▶ [TASK]
Return each line that holds the word "ylabel".

>>>

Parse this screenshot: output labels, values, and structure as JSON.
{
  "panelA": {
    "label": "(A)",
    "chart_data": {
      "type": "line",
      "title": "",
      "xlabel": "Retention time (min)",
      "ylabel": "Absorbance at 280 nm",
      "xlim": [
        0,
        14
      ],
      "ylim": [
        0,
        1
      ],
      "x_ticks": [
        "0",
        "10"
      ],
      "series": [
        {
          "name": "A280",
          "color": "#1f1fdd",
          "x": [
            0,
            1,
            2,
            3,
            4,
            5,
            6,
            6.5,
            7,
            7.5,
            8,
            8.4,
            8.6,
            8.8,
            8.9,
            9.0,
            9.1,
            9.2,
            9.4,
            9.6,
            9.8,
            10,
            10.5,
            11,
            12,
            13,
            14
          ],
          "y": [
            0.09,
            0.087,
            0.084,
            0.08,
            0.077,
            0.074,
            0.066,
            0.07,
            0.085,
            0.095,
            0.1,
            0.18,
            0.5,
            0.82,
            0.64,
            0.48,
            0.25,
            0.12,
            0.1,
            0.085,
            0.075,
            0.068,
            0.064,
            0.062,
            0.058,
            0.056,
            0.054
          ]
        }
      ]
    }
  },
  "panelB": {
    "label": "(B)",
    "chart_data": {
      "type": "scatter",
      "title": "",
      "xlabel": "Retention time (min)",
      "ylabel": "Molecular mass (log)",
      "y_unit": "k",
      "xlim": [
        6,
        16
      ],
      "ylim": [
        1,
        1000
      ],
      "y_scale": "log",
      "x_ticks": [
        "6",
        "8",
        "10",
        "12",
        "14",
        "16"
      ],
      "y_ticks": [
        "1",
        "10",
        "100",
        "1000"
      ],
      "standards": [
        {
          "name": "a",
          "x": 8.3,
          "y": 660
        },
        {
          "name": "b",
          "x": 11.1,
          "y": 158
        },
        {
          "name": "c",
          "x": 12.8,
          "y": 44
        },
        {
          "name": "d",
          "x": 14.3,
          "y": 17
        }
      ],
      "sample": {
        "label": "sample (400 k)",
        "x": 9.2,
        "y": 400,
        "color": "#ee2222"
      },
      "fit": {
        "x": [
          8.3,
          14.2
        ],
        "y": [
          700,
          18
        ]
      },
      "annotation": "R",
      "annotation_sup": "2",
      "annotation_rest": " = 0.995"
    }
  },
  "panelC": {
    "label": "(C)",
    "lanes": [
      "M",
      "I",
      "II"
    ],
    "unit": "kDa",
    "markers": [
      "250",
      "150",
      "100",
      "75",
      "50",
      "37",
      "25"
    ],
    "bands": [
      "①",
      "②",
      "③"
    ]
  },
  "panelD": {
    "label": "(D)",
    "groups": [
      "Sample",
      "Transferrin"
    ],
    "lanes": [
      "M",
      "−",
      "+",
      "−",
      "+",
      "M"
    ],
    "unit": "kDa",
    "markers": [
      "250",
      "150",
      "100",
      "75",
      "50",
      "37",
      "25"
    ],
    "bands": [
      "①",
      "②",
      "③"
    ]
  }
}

<<<

▶ [SOLUTION FOR THIS TASK]
      "ylabel": "Absorbance at 280 nm",
      "ylabel": "Molecular mass (log)",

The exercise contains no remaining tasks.